Exercise objective:
In the listing below, locate the lines that hold the string "this". Copy those lines.

....................

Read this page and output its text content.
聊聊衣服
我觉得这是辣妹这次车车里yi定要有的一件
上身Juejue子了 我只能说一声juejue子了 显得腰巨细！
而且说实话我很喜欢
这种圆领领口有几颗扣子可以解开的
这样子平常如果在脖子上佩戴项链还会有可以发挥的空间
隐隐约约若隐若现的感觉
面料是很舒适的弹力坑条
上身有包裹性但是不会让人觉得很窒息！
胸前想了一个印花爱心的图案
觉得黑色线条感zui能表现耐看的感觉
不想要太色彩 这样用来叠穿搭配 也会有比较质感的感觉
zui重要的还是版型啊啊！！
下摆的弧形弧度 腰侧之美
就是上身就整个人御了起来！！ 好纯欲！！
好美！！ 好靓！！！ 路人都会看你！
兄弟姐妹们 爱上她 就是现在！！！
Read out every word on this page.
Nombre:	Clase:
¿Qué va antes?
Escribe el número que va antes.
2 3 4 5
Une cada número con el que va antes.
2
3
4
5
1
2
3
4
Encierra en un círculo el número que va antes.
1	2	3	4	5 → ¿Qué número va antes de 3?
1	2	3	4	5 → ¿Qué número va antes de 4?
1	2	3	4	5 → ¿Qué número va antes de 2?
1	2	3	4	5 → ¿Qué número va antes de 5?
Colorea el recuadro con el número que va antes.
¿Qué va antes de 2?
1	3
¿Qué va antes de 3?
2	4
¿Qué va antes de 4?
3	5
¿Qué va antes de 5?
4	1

....................

Answer in full:
Read this page and output its text content.
Read out every word on this page.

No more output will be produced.